• _STATED PROBLEM_
Copy word for word the line containing "Convert this screenshot" together with all lines following it to the end of the listing below, without the pictures.

• _THE INPUT_
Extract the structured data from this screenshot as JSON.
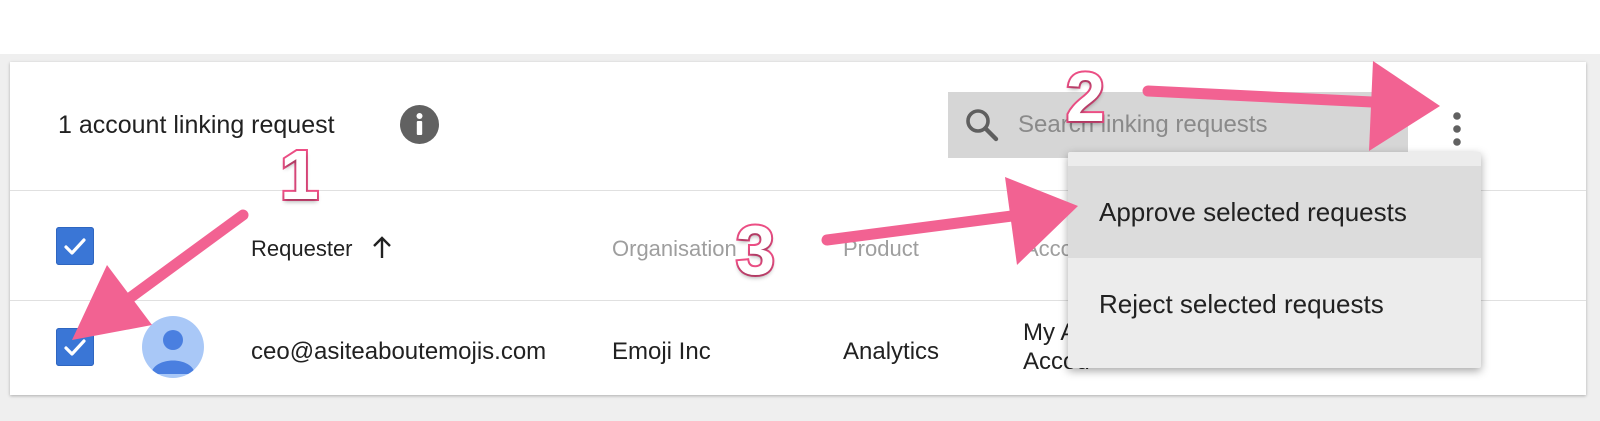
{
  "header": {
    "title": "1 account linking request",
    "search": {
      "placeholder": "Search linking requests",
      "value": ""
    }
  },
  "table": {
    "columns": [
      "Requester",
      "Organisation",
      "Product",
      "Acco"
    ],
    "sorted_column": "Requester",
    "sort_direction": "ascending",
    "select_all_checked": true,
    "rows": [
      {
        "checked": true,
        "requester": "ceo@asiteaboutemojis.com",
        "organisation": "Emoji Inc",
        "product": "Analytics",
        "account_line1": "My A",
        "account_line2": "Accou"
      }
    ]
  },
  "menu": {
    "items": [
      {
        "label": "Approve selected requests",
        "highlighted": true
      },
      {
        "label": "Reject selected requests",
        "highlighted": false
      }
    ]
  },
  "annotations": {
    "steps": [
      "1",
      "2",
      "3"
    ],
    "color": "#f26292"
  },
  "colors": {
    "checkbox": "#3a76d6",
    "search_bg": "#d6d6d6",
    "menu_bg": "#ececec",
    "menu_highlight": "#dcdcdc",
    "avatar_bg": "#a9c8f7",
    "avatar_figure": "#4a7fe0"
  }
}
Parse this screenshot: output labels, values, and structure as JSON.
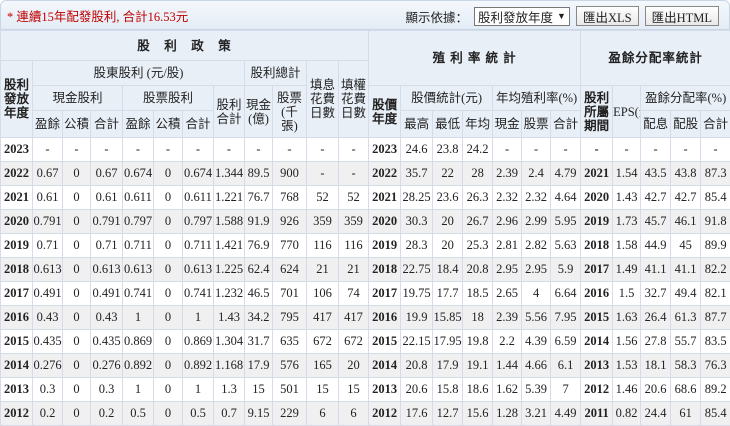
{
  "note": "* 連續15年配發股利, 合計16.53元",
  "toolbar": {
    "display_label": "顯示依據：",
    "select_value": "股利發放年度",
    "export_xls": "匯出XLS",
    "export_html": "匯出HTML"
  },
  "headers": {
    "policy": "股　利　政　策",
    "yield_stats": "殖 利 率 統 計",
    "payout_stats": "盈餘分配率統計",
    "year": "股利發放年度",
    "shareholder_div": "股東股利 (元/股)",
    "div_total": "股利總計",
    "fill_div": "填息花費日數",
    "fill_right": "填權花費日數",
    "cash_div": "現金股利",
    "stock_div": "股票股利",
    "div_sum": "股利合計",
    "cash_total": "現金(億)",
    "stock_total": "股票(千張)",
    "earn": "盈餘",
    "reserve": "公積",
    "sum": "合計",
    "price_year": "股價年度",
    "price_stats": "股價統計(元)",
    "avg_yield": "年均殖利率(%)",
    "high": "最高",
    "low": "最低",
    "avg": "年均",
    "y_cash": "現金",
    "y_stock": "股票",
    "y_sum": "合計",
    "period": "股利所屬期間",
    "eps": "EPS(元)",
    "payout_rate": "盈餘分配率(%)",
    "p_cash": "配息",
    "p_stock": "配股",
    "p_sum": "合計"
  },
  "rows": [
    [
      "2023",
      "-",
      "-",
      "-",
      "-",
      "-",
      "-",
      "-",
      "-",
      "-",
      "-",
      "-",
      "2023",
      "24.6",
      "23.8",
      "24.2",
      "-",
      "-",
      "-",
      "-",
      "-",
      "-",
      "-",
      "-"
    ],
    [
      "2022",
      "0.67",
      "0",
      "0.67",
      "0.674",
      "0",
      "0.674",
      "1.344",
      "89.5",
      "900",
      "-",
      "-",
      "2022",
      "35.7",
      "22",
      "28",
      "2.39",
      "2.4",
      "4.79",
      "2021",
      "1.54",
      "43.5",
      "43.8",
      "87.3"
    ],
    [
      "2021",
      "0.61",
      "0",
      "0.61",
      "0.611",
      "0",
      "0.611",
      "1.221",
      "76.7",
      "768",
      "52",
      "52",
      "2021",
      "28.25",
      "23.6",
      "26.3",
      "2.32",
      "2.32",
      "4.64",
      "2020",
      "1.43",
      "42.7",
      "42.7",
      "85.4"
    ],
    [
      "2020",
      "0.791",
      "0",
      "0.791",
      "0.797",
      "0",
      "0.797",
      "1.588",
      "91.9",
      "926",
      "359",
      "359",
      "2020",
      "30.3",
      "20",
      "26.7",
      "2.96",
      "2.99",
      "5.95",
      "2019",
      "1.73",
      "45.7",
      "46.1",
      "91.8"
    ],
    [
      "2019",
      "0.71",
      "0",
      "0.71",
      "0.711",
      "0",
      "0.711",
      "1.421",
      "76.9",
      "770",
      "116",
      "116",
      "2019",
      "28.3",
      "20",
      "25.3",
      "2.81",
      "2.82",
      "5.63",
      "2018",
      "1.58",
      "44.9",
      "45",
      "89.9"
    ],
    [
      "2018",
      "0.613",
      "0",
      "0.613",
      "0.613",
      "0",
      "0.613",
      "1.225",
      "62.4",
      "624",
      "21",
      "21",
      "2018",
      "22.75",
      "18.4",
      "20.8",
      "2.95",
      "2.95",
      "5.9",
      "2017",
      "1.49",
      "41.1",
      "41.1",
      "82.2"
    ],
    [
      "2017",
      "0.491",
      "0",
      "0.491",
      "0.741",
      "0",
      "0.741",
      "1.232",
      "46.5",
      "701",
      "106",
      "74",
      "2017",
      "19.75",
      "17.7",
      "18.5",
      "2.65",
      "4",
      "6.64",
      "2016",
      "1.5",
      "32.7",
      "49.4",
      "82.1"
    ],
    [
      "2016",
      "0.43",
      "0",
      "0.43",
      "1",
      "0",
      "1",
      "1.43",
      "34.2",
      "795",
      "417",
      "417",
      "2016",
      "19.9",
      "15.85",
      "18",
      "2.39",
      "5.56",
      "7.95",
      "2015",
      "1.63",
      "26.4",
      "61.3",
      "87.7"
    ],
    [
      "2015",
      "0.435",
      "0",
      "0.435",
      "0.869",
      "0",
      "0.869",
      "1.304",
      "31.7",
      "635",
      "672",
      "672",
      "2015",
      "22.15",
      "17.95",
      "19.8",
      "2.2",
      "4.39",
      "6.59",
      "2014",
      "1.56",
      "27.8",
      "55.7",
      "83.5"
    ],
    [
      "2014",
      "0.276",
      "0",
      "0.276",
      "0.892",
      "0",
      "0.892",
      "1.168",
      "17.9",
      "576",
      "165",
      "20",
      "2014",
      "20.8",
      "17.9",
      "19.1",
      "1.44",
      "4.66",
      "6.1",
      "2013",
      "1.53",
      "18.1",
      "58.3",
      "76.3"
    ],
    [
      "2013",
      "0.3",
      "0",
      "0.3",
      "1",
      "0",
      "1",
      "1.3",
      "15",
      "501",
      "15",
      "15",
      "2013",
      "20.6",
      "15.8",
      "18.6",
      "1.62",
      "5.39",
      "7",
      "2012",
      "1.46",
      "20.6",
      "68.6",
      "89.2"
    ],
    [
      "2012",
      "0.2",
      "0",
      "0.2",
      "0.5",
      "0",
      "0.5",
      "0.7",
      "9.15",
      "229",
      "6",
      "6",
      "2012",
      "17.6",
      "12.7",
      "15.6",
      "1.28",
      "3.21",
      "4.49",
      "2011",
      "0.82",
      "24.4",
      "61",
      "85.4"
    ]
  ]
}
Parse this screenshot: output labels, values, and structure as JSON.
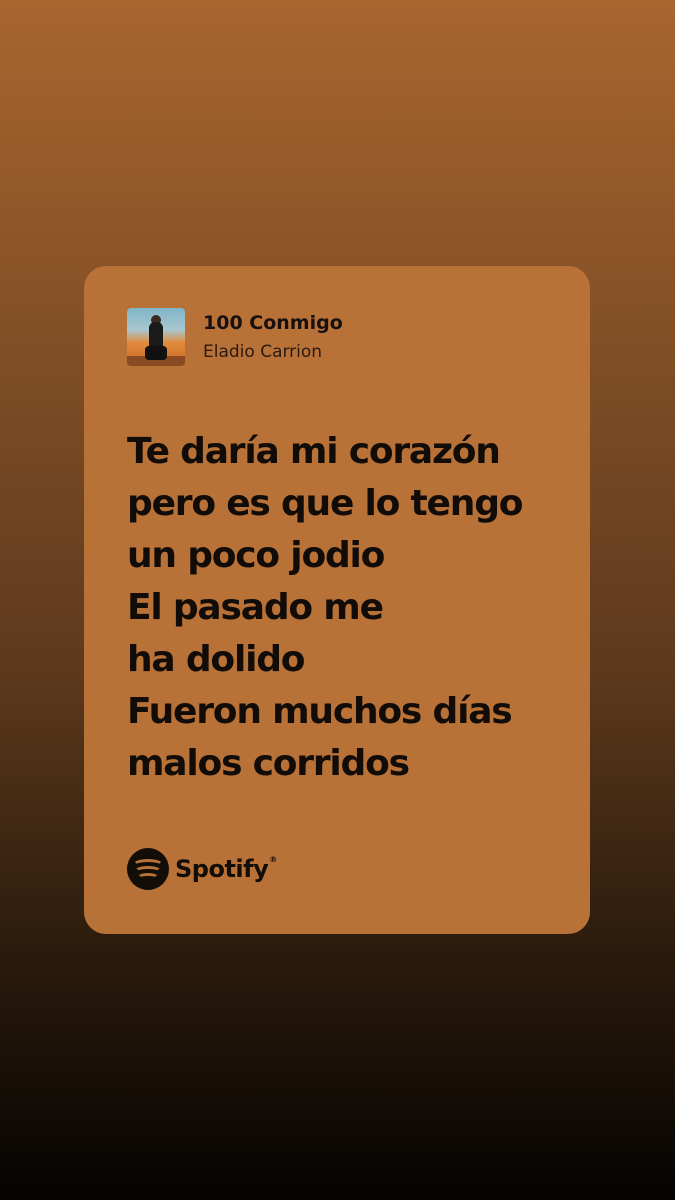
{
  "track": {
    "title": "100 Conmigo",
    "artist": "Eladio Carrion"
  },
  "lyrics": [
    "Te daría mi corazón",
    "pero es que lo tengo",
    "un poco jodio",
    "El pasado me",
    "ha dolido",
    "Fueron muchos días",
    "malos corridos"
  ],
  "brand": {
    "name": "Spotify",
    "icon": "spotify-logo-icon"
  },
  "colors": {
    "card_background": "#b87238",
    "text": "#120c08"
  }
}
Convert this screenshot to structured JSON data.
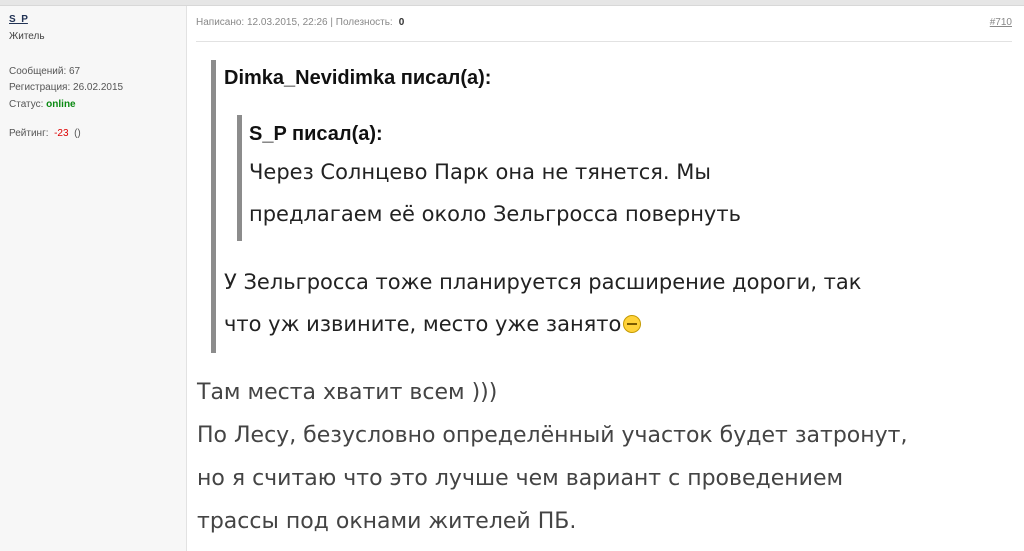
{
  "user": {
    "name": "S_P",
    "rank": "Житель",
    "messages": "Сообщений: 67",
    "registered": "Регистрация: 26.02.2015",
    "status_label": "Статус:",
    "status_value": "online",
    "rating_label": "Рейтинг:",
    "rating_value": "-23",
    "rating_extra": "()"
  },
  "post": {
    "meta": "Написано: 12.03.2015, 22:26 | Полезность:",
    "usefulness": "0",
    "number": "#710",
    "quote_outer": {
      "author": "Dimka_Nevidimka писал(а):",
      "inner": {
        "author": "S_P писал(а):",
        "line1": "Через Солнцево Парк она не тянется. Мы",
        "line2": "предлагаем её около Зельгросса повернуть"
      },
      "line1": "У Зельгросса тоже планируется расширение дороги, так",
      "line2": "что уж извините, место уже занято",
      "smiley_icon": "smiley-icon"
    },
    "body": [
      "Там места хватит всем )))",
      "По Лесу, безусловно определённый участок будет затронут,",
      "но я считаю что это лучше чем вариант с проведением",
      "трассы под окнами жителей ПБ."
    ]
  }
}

• _WRITTEN SOLUTION_
Convert this screenshot to structured JSON data.
{
  "user": {
    "name": "S_P",
    "rank": "Житель",
    "messages": "Сообщений: 67",
    "registered": "Регистрация: 26.02.2015",
    "status_label": "Статус:",
    "status_value": "online",
    "rating_label": "Рейтинг:",
    "rating_value": "-23",
    "rating_extra": "()"
  },
  "post": {
    "meta": "Написано: 12.03.2015, 22:26 | Полезность:",
    "usefulness": "0",
    "number": "#710",
    "quote_outer": {
      "author": "Dimka_Nevidimka писал(а):",
      "inner": {
        "author": "S_P писал(а):",
        "line1": "Через Солнцево Парк она не тянется. Мы",
        "line2": "предлагаем её около Зельгросса повернуть"
      },
      "line1": "У Зельгросса тоже планируется расширение дороги, так",
      "line2": "что уж извините, место уже занято",
      "smiley_icon": "smiley-icon"
    },
    "body": [
      "Там места хватит всем )))",
      "По Лесу, безусловно определённый участок будет затронут,",
      "но я считаю что это лучше чем вариант с проведением",
      "трассы под окнами жителей ПБ."
    ]
  }
}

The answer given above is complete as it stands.